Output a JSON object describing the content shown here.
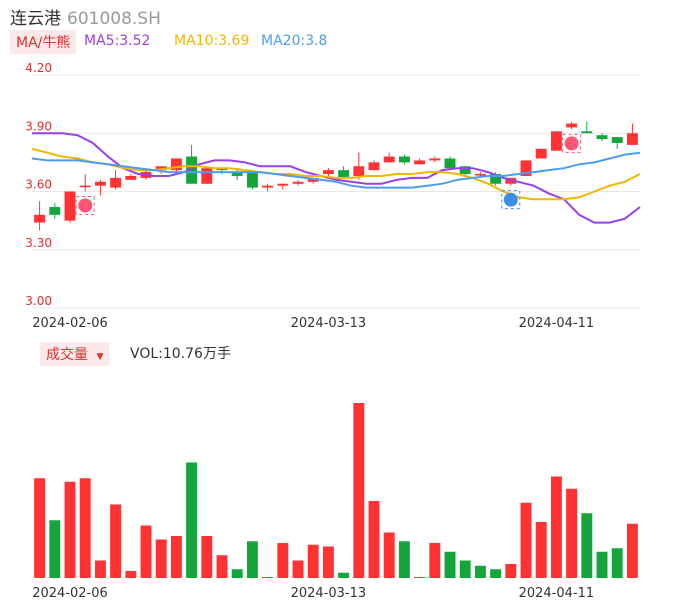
{
  "header": {
    "name": "连云港",
    "code": "601008.SH"
  },
  "legend": {
    "ma_button": "MA/牛熊",
    "ma5": "MA5:3.52",
    "ma10": "MA10:3.69",
    "ma20": "MA20:3.8",
    "vol_button": "成交量",
    "vol_value": "VOL:10.76万手"
  },
  "colors": {
    "up": "#ff3333",
    "down": "#14a53b",
    "ma5": "#9b3fe6",
    "ma10": "#f2b600",
    "ma20": "#4d9ded",
    "grid": "#e8e8e8",
    "axis_label": "#e03030"
  },
  "icons": [
    "bull-icon",
    "bull-icon",
    "bear-icon"
  ],
  "chart_data": {
    "type": "candlestick",
    "ylim": [
      3.0,
      4.2
    ],
    "y_ticks": [
      "4.20",
      "3.90",
      "3.60",
      "3.30",
      "3.00"
    ],
    "x_ticks": [
      {
        "index": 2,
        "label": "2024-02-06"
      },
      {
        "index": 19,
        "label": "2024-03-13"
      },
      {
        "index": 34,
        "label": "2024-04-11"
      }
    ],
    "candles": [
      {
        "o": 3.44,
        "h": 3.55,
        "l": 3.4,
        "c": 3.48
      },
      {
        "o": 3.52,
        "h": 3.54,
        "l": 3.46,
        "c": 3.48
      },
      {
        "o": 3.45,
        "h": 3.6,
        "l": 3.44,
        "c": 3.6
      },
      {
        "o": 3.63,
        "h": 3.69,
        "l": 3.6,
        "c": 3.63
      },
      {
        "o": 3.63,
        "h": 3.66,
        "l": 3.58,
        "c": 3.65
      },
      {
        "o": 3.62,
        "h": 3.71,
        "l": 3.61,
        "c": 3.67
      },
      {
        "o": 3.66,
        "h": 3.69,
        "l": 3.66,
        "c": 3.68
      },
      {
        "o": 3.67,
        "h": 3.71,
        "l": 3.66,
        "c": 3.7
      },
      {
        "o": 3.71,
        "h": 3.72,
        "l": 3.69,
        "c": 3.73
      },
      {
        "o": 3.71,
        "h": 3.77,
        "l": 3.7,
        "c": 3.77
      },
      {
        "o": 3.78,
        "h": 3.84,
        "l": 3.64,
        "c": 3.64
      },
      {
        "o": 3.64,
        "h": 3.72,
        "l": 3.64,
        "c": 3.72
      },
      {
        "o": 3.72,
        "h": 3.72,
        "l": 3.69,
        "c": 3.71
      },
      {
        "o": 3.7,
        "h": 3.72,
        "l": 3.66,
        "c": 3.68
      },
      {
        "o": 3.7,
        "h": 3.7,
        "l": 3.61,
        "c": 3.62
      },
      {
        "o": 3.62,
        "h": 3.64,
        "l": 3.6,
        "c": 3.63
      },
      {
        "o": 3.63,
        "h": 3.64,
        "l": 3.61,
        "c": 3.64
      },
      {
        "o": 3.64,
        "h": 3.66,
        "l": 3.63,
        "c": 3.65
      },
      {
        "o": 3.65,
        "h": 3.67,
        "l": 3.64,
        "c": 3.67
      },
      {
        "o": 3.69,
        "h": 3.72,
        "l": 3.68,
        "c": 3.71
      },
      {
        "o": 3.71,
        "h": 3.73,
        "l": 3.67,
        "c": 3.67
      },
      {
        "o": 3.68,
        "h": 3.8,
        "l": 3.66,
        "c": 3.73
      },
      {
        "o": 3.71,
        "h": 3.76,
        "l": 3.71,
        "c": 3.75
      },
      {
        "o": 3.75,
        "h": 3.8,
        "l": 3.75,
        "c": 3.78
      },
      {
        "o": 3.78,
        "h": 3.79,
        "l": 3.74,
        "c": 3.75
      },
      {
        "o": 3.74,
        "h": 3.77,
        "l": 3.74,
        "c": 3.76
      },
      {
        "o": 3.76,
        "h": 3.78,
        "l": 3.75,
        "c": 3.77
      },
      {
        "o": 3.77,
        "h": 3.78,
        "l": 3.71,
        "c": 3.72
      },
      {
        "o": 3.73,
        "h": 3.73,
        "l": 3.68,
        "c": 3.69
      },
      {
        "o": 3.69,
        "h": 3.7,
        "l": 3.67,
        "c": 3.69
      },
      {
        "o": 3.69,
        "h": 3.7,
        "l": 3.63,
        "c": 3.64
      },
      {
        "o": 3.64,
        "h": 3.67,
        "l": 3.63,
        "c": 3.67
      },
      {
        "o": 3.68,
        "h": 3.76,
        "l": 3.68,
        "c": 3.76
      },
      {
        "o": 3.77,
        "h": 3.82,
        "l": 3.77,
        "c": 3.82
      },
      {
        "o": 3.81,
        "h": 3.91,
        "l": 3.81,
        "c": 3.91
      },
      {
        "o": 3.93,
        "h": 3.96,
        "l": 3.92,
        "c": 3.95
      },
      {
        "o": 3.91,
        "h": 3.96,
        "l": 3.9,
        "c": 3.9
      },
      {
        "o": 3.89,
        "h": 3.9,
        "l": 3.86,
        "c": 3.87
      },
      {
        "o": 3.88,
        "h": 3.88,
        "l": 3.82,
        "c": 3.85
      },
      {
        "o": 3.84,
        "h": 3.95,
        "l": 3.84,
        "c": 3.9
      }
    ],
    "ma5": [
      3.9,
      3.9,
      3.9,
      3.89,
      3.85,
      3.78,
      3.72,
      3.69,
      3.68,
      3.68,
      3.7,
      3.74,
      3.76,
      3.76,
      3.75,
      3.73,
      3.73,
      3.73,
      3.7,
      3.68,
      3.66,
      3.65,
      3.64,
      3.64,
      3.66,
      3.67,
      3.67,
      3.71,
      3.72,
      3.72,
      3.7,
      3.67,
      3.65,
      3.63,
      3.59,
      3.56,
      3.48,
      3.44,
      3.44,
      3.46,
      3.52
    ],
    "ma10": [
      3.82,
      3.8,
      3.78,
      3.77,
      3.75,
      3.74,
      3.72,
      3.71,
      3.71,
      3.72,
      3.73,
      3.73,
      3.72,
      3.72,
      3.71,
      3.7,
      3.69,
      3.69,
      3.68,
      3.68,
      3.67,
      3.67,
      3.68,
      3.68,
      3.69,
      3.69,
      3.7,
      3.7,
      3.69,
      3.67,
      3.64,
      3.6,
      3.57,
      3.56,
      3.56,
      3.56,
      3.57,
      3.6,
      3.63,
      3.65,
      3.69
    ],
    "ma20": [
      3.77,
      3.76,
      3.76,
      3.76,
      3.75,
      3.74,
      3.73,
      3.72,
      3.71,
      3.7,
      3.7,
      3.7,
      3.7,
      3.7,
      3.7,
      3.7,
      3.69,
      3.68,
      3.67,
      3.66,
      3.65,
      3.63,
      3.62,
      3.62,
      3.62,
      3.62,
      3.63,
      3.64,
      3.66,
      3.67,
      3.68,
      3.68,
      3.69,
      3.7,
      3.71,
      3.72,
      3.74,
      3.75,
      3.77,
      3.79,
      3.8
    ],
    "volume": [
      {
        "v": 0.57,
        "up": true
      },
      {
        "v": 0.33,
        "up": false
      },
      {
        "v": 0.55,
        "up": true
      },
      {
        "v": 0.57,
        "up": true
      },
      {
        "v": 0.1,
        "up": true
      },
      {
        "v": 0.42,
        "up": true
      },
      {
        "v": 0.04,
        "up": true
      },
      {
        "v": 0.3,
        "up": true
      },
      {
        "v": 0.22,
        "up": true
      },
      {
        "v": 0.24,
        "up": true
      },
      {
        "v": 0.66,
        "up": false
      },
      {
        "v": 0.24,
        "up": true
      },
      {
        "v": 0.13,
        "up": true
      },
      {
        "v": 0.05,
        "up": false
      },
      {
        "v": 0.21,
        "up": false
      },
      {
        "v": 0.005,
        "up": true
      },
      {
        "v": 0.2,
        "up": true
      },
      {
        "v": 0.1,
        "up": true
      },
      {
        "v": 0.19,
        "up": true
      },
      {
        "v": 0.18,
        "up": true
      },
      {
        "v": 0.03,
        "up": false
      },
      {
        "v": 1.0,
        "up": true
      },
      {
        "v": 0.44,
        "up": true
      },
      {
        "v": 0.26,
        "up": true
      },
      {
        "v": 0.21,
        "up": false
      },
      {
        "v": 0.005,
        "up": true
      },
      {
        "v": 0.2,
        "up": true
      },
      {
        "v": 0.15,
        "up": false
      },
      {
        "v": 0.1,
        "up": false
      },
      {
        "v": 0.07,
        "up": false
      },
      {
        "v": 0.05,
        "up": false
      },
      {
        "v": 0.08,
        "up": true
      },
      {
        "v": 0.43,
        "up": true
      },
      {
        "v": 0.32,
        "up": true
      },
      {
        "v": 0.58,
        "up": true
      },
      {
        "v": 0.51,
        "up": true
      },
      {
        "v": 0.37,
        "up": false
      },
      {
        "v": 0.15,
        "up": false
      },
      {
        "v": 0.17,
        "up": false
      },
      {
        "v": 0.31,
        "up": true
      }
    ],
    "markers": [
      {
        "index": 3,
        "icon": "bull-icon"
      },
      {
        "index": 31,
        "icon": "bear-icon"
      },
      {
        "index": 35,
        "icon": "bull-icon"
      }
    ]
  }
}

*To be done*.
Every line that holds the string "index" should be returned.

*Answer below*.
        "index": 2,
        "index": 19,
        "index": 34,
        "index": 3,
        "index": 31,
        "index": 35,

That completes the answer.